Stated exercise: Work out how many lines contain "this". Reply with the count alone.

Exercise inputs:
-.-.-

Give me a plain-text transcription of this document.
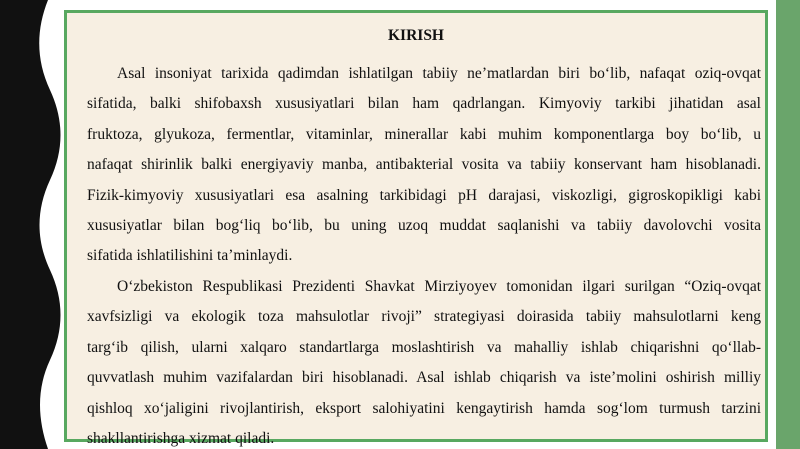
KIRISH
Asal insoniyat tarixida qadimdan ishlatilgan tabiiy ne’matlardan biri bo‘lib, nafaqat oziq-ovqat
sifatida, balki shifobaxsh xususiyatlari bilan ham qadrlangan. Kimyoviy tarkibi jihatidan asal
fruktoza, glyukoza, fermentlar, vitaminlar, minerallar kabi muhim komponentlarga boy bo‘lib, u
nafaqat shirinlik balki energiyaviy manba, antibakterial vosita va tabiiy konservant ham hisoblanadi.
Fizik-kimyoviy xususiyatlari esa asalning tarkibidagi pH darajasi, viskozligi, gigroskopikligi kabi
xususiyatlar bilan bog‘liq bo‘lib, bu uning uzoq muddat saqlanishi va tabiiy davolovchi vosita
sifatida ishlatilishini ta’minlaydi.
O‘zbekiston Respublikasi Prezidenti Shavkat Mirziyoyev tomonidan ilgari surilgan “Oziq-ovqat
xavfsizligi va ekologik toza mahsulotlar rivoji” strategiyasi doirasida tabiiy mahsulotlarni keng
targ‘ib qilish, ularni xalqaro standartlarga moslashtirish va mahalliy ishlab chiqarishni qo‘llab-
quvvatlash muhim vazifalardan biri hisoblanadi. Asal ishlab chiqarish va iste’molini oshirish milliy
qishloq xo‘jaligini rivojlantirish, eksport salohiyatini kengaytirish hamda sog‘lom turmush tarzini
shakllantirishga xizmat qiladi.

-.-.-

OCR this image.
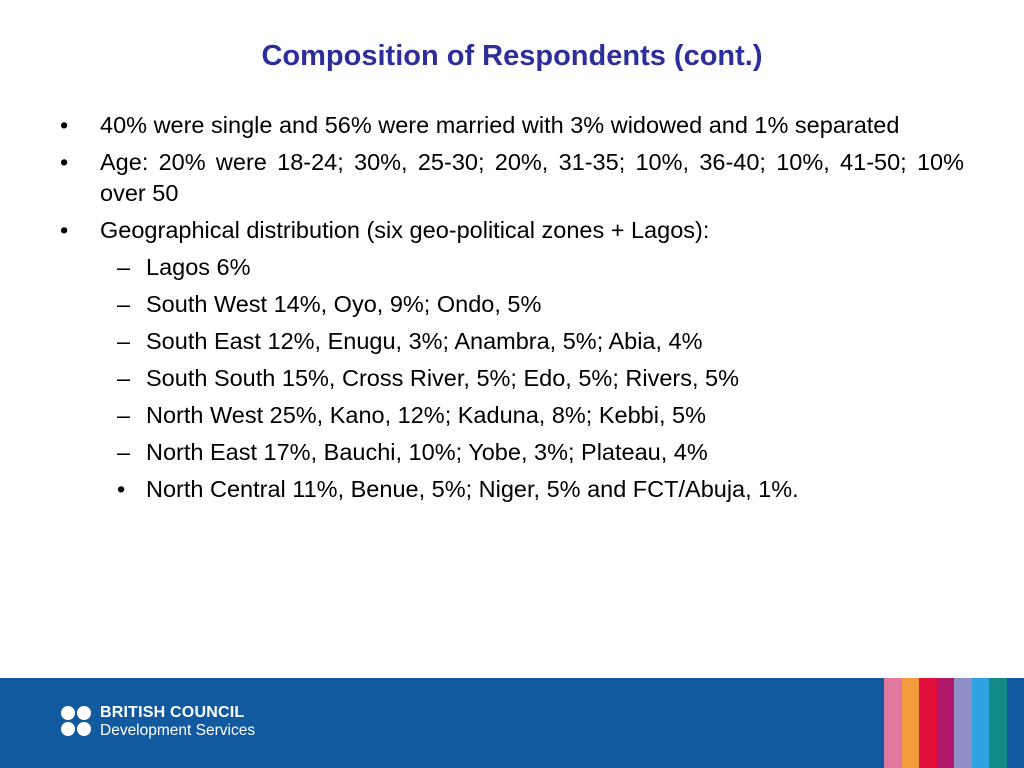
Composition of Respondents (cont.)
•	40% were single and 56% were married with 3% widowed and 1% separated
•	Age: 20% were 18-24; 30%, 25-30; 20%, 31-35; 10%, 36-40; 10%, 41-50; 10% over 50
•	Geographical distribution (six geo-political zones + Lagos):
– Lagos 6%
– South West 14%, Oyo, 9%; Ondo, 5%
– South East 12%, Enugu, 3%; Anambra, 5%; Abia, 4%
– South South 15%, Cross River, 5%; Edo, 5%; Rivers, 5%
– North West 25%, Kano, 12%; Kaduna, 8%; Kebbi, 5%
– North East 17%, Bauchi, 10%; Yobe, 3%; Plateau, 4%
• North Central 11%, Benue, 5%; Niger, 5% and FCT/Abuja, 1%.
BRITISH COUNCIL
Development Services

-.-.-

Correct answer: 2